-- Things to do --
- a) Reproduce the stretch of the personal account from "I took over" through "Makes you relentless.".
- b) Carry the personal account forward, starting right after its final sentence.

-- Text excerpt --
----------

Real Estate was a journey in itself. I learned so much. I became business partners with a man who is now one of the top agents in my former company. That season was the beginning of something bigger for me.
I explored marketing, social media marketing in particular, in ways I never had before. I wrote for a few magazines in the meantime. I came back to my mom’s operation with an eye for photography and threw myself into her marketing and franchise operation.
I took over failing daycare and sold it a few years later to a woman who helped me make it a big success.
When my brother died, I felt like I just wanted to retreat for a while. I knew then that I didn’t want to waste anytime in my life. I was on a mission of no regrets.
My mom had a 700 sq ft trailer on her property that was just sitting there depreciating. So, I moved me and the kids in there. It was cramped but I adopted a minimalist lifestyle that year. I had only what I needed. Nothing more. What a great season that was.
I took my proceeds from a house sale, savings from my many jobs and the money I made off the daycare and hid away and worked on myself. It was a preparing season.
I’m an artist. A writer. I needed the solitude much like Jesus and Muhammad needed their time in the wilderness. That solitude builds you up, makes you believe in your gifts. Makes you relentless.
I did a lot of soul searching that year.
I really found a woman… a strong one who was ready to make something happen in her life. That year I found myself
I wrote affirmations in my journal every day. “I am a successful, badass entrepreneur.” “I can solve any problem that comes my way with the knowledge that I have acquired over time.” “Big things happen for me.”
Then an opportunity arose to take over my sister’s poboy shop. She needed the help so she could stay home with her ailing child. So, I didn’t hesitate.
A year later, Candice showed up. She’s successful, brilliant, a genius business woman, the kindest person and a free spirit. If it were a man, I wouldn’t have waited a minute to let him in. So, I pushed her away only as long as I could stand it.

----------

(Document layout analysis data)
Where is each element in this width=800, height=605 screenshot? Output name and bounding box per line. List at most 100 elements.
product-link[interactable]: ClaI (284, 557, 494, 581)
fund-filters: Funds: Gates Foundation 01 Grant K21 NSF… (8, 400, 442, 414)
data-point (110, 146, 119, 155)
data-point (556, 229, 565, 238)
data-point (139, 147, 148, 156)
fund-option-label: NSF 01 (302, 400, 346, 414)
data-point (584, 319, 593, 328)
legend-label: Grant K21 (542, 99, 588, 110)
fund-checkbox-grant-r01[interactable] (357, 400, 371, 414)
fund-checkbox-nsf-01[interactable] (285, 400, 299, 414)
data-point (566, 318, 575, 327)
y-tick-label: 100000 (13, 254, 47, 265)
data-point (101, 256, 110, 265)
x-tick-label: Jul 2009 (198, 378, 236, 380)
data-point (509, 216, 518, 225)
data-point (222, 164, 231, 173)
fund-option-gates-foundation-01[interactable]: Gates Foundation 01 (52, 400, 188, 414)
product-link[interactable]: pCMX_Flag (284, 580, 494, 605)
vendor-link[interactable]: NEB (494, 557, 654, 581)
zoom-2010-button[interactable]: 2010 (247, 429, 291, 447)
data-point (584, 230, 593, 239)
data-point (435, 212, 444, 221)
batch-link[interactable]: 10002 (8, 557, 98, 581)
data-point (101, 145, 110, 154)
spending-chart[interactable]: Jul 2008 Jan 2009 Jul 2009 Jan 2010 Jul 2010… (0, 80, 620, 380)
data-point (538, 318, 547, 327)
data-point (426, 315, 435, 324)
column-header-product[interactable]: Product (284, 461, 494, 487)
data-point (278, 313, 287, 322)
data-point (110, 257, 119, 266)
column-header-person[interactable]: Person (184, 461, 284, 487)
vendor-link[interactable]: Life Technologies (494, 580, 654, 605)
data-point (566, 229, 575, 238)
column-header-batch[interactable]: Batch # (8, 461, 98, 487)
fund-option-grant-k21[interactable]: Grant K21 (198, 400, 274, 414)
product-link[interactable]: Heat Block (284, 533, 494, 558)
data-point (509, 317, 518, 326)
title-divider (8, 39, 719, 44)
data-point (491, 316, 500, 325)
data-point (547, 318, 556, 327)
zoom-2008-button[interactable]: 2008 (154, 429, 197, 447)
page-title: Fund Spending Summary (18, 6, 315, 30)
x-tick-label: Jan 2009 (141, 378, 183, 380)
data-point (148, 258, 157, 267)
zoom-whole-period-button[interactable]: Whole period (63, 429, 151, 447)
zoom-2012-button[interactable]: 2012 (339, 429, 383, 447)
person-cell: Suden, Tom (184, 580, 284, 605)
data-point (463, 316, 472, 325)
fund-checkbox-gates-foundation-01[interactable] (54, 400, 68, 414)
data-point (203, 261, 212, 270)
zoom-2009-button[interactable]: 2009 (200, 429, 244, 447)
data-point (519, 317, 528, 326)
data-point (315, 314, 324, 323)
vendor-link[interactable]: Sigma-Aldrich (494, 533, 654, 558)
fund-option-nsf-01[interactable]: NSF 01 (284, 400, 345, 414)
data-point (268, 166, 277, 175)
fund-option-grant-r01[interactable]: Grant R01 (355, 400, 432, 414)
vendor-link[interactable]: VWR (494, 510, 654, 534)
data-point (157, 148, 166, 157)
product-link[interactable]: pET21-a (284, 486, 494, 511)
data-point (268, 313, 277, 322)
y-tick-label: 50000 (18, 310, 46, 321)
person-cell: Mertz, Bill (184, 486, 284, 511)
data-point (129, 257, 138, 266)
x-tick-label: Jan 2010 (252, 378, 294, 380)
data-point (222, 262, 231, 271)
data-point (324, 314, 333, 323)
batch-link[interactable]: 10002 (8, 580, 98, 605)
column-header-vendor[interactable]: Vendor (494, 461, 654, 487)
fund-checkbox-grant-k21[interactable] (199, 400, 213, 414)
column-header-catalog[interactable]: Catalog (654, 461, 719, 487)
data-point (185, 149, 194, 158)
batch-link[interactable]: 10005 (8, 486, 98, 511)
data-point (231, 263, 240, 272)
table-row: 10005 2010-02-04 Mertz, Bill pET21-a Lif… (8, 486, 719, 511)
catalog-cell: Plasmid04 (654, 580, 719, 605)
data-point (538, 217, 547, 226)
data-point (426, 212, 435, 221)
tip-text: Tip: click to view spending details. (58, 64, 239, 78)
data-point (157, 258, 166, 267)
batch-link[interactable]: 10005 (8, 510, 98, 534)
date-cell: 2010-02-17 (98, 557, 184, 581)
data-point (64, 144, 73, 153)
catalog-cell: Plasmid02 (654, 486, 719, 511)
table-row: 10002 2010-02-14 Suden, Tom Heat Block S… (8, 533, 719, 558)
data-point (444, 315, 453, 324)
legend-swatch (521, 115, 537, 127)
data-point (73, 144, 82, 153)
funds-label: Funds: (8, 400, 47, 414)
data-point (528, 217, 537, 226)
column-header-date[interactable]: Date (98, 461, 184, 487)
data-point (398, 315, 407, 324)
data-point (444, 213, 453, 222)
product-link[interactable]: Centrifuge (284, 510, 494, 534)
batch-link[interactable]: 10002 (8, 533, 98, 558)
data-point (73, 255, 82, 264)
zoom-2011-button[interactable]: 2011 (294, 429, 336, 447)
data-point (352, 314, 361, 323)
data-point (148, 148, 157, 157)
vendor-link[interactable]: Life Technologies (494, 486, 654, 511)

----------

-- Responses per task --
- a)
I took over failing daycare and sold it a few years later to a woman who helped me make it a big success.
When my brother died, I felt like I just wanted to retreat for a while. I knew then that I didn’t want to waste anytime in my life. I was on a mission of no regrets.
My mom had a 700 sq ft trailer on her property that was just sitting there depreciating. So, I moved me and the kids in there. It was cramped but I adopted a minimalist lifestyle that year. I had only what I needed. Nothing more. What a great season that was.
I took my proceeds from a house sale, savings from my many jobs and the money I made off the daycare and hid away and worked on myself. It was a preparing season.
I’m an artist. A writer. I needed the solitude much like Jesus and Muhammad needed their time in the wilderness. That solitude builds you up, makes you believe in your gifts. Makes you relentless.

- b)
She’s the best thing that ever happened to my life. She’s taught me so much about life in the shortest amount of time. My spirituality is refined by the lessons I’m learning.
Now, I’m coding websites for her and helping her increase her 20 year art empire.
It’s been a journey and its not over yet. Who knows what the next season will bring. I am not one to worry too much about that.
I guess that’s been the beauty in my life. I have allowed myself to go through many seasons. Much like a butterfly. I have changed. I have transformed and I have given myself the freedom to do so.
Many people are so worried about what other people will think of them, so they don’t ever follow their hearts.
What I have learned is that not one time did someone’s comments, “She’s crazy” make me crazy. Not one time did the “She’s not going to make it.”, cause me to fail. The “She’s not grounded in anything.” take me down. People’s opinions throughout my life have been so very empty.
I refuse to let other’s define me. That has been my strength.
I am undefinable. I will always be. I have chosen freedom. That’s my way. That’s my identity. As long as I am healthy, my kids are stable, happy and responsible and my life is full of passion, I am making the right choices.
You want a formula for life. You want security in knowing that it will all play out a certain way. You need that certainty. Word of advice: ABANDON THAT DESPERATION.
That’s not freedom. The formula for me is following the wind. Letting it take me to new heights.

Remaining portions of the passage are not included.